──────── Excerpted passage

As the Mayor entering his carriage, the Republican meeting in support of Hearst was ending across the street.  A Hearst supporter poked his head into McClellan’s carriage shouting “Three cheers for Hearst!”  By now the Democrats were filing out as well and the two groups faced off. 

“The two crowds, numbering fully five hundred each, met the carriage, and then, pushing, swearing and shouting, started an incipient general fight,” reported The New York Times.   In a show of late-Victorian law enforcement “Several policemen stationed near the carriage clubbed the men nearest them in an effort to clear the way.”

The Mayor, said the newspaper, “smiled broadly and took the whole affair as a joke.”

Three years later, on October 15, 1908, the Democratic candidate for Vice-President, John W. Kern, addressed the group.  Sounding much like a 2012 Occupy Wall Street protestor, he lamented the uneven distribution of wealth.   He blamed McKinley for undoing 75 years of the country’s history when “the wealth was distributed evenly among those who created it and there were few great fortunes.”

────────────────
──────── Provided records

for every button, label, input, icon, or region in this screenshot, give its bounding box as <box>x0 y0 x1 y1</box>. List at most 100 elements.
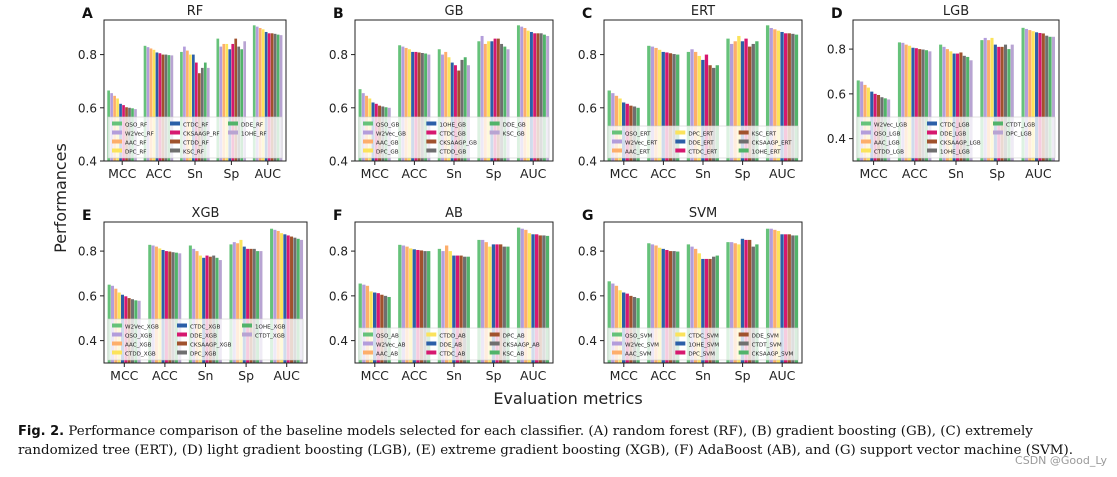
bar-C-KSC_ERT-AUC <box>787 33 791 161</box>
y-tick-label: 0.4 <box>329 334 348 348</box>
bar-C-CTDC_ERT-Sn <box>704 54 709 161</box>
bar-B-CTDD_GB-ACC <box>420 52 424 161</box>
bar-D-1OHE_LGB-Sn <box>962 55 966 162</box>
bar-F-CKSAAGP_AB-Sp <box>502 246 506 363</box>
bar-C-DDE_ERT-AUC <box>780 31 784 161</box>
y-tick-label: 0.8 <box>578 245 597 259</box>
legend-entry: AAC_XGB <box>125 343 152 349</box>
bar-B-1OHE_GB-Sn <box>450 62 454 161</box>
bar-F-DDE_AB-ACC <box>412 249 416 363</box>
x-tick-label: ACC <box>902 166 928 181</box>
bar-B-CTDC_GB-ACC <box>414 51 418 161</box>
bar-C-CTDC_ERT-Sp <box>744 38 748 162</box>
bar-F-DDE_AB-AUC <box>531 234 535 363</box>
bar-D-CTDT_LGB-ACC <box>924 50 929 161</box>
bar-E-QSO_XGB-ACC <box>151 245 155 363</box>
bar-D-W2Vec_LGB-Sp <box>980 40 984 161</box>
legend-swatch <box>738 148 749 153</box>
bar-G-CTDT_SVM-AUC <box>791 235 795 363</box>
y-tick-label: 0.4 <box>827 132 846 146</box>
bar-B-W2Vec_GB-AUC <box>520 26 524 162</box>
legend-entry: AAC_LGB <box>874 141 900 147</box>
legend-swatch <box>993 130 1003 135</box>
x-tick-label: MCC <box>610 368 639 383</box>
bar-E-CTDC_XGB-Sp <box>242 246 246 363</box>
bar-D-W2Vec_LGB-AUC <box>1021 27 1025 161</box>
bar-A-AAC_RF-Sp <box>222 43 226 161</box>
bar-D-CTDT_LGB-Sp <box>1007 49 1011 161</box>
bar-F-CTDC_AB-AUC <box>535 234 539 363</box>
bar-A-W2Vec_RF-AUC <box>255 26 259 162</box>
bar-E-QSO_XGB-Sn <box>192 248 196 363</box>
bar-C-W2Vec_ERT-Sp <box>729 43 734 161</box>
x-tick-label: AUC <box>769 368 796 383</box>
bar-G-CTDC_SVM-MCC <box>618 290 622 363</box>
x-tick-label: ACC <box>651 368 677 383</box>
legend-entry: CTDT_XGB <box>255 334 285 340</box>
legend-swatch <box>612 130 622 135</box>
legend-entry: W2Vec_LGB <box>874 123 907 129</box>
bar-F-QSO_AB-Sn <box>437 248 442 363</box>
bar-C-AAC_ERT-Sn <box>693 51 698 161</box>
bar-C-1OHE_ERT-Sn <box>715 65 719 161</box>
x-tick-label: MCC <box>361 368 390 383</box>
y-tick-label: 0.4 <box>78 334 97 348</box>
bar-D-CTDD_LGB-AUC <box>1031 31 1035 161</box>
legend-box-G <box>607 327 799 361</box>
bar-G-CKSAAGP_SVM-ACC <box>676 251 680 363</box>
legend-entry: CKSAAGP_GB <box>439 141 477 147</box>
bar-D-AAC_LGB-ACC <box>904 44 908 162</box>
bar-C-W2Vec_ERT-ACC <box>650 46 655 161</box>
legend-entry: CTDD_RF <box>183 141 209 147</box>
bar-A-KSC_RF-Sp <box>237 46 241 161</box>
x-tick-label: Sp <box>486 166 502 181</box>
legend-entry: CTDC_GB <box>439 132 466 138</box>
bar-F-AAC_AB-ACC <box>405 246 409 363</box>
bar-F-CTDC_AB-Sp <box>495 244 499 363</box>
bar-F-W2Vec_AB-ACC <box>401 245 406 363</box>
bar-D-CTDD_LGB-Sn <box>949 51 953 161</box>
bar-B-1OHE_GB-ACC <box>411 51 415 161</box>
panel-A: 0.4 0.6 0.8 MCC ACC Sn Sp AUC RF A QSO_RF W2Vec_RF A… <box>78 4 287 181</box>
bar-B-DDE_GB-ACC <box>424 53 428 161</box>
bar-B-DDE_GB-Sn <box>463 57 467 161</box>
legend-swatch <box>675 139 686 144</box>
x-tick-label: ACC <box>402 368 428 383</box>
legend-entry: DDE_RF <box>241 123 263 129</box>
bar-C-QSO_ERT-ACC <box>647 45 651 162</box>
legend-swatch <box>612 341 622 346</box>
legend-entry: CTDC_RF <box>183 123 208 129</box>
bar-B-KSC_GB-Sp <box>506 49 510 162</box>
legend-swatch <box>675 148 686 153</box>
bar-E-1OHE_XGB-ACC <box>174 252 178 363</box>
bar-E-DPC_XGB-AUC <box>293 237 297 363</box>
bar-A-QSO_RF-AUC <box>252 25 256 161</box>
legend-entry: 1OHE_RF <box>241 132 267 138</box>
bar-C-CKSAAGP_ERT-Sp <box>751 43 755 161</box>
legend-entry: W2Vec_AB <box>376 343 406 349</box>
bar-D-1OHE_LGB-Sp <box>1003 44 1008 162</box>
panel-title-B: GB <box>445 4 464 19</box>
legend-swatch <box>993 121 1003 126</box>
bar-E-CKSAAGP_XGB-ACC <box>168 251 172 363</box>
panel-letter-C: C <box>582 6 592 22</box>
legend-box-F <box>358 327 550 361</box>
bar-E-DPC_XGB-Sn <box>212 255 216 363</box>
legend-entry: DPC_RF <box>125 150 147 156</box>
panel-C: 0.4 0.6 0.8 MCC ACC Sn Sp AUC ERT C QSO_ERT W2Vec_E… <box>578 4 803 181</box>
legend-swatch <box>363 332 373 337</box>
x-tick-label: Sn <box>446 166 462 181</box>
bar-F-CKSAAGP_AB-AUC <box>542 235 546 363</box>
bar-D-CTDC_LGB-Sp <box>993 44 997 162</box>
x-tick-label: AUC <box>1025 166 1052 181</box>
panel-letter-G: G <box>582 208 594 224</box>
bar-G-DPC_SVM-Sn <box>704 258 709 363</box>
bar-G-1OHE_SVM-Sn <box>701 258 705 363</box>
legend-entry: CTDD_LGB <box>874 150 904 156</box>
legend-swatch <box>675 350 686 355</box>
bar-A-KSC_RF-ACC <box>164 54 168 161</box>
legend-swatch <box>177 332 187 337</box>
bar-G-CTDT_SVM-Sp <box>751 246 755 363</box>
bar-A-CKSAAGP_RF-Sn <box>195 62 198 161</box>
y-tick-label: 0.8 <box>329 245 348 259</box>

────────────────
──────── Provided records

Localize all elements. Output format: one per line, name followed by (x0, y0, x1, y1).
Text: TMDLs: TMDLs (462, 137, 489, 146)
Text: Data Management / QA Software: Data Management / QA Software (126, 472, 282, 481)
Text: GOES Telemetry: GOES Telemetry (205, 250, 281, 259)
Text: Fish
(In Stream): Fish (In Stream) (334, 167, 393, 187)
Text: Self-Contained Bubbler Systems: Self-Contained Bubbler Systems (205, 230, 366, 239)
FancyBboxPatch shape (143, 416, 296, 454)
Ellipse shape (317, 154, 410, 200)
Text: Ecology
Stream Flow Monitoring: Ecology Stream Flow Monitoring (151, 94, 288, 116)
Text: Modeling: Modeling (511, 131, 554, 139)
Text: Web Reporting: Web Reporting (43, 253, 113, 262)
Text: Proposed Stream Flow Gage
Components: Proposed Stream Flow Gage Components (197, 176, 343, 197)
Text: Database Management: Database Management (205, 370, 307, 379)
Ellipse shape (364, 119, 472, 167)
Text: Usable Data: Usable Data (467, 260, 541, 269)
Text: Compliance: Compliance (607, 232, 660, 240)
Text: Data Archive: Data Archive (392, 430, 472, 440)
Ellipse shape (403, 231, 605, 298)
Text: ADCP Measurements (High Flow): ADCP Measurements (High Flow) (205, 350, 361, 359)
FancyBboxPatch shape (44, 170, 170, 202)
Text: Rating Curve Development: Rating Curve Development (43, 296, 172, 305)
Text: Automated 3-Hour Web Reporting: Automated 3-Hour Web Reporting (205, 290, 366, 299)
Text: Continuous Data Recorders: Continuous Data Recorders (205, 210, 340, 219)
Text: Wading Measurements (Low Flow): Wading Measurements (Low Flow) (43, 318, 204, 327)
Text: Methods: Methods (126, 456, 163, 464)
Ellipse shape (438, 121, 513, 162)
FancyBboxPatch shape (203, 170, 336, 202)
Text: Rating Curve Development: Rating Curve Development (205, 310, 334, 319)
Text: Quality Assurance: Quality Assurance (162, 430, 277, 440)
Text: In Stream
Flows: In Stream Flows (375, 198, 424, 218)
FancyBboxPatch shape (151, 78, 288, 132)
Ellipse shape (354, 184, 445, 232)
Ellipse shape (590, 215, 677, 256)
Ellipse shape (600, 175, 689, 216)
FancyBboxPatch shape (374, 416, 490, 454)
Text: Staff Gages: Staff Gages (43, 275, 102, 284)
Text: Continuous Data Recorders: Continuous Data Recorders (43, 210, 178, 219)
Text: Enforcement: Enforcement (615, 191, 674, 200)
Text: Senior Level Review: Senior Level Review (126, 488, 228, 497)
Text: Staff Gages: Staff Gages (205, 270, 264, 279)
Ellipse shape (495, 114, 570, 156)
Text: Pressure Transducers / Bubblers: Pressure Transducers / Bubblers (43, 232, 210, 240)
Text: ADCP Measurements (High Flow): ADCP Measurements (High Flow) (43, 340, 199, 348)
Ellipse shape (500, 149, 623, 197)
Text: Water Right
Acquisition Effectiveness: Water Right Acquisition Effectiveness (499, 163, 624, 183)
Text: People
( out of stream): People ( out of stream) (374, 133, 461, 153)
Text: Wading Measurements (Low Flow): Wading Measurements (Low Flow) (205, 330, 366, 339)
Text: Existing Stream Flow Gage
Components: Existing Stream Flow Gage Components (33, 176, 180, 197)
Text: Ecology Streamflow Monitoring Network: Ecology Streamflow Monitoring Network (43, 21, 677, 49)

────────────────
──────── Provided records

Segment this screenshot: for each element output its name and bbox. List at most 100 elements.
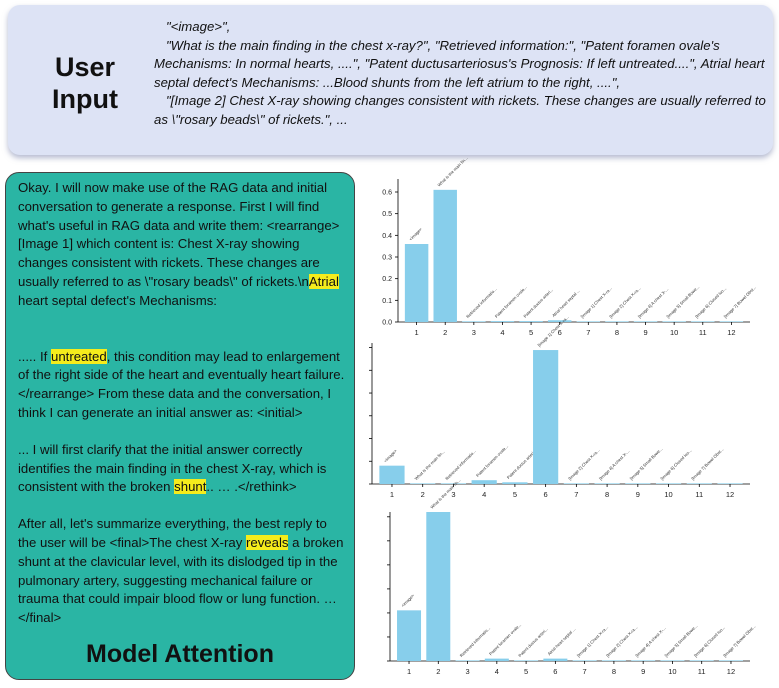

────────────────

#### Work to be completed
Using the passage about Mayor McClellan and the Hearst crowd, say yes or no to each statement and quote the words from the passage that decide it: (a) The Mayor treated the incident as a joke. (b) Each of the two crowds numbered about one hundred people. (c) John W. Kern spoke to the group on October 15, 1908. The listing above is separate material.

#### Response for this exercise
(a) Yes: "smiled broadly and took the whole affair as a joke."
(b) No: "numbering fully five hundred each."
(c) Yes: "on October 15, 1908, the Democratic candidate for Vice-President, John W. Kern, addressed the group."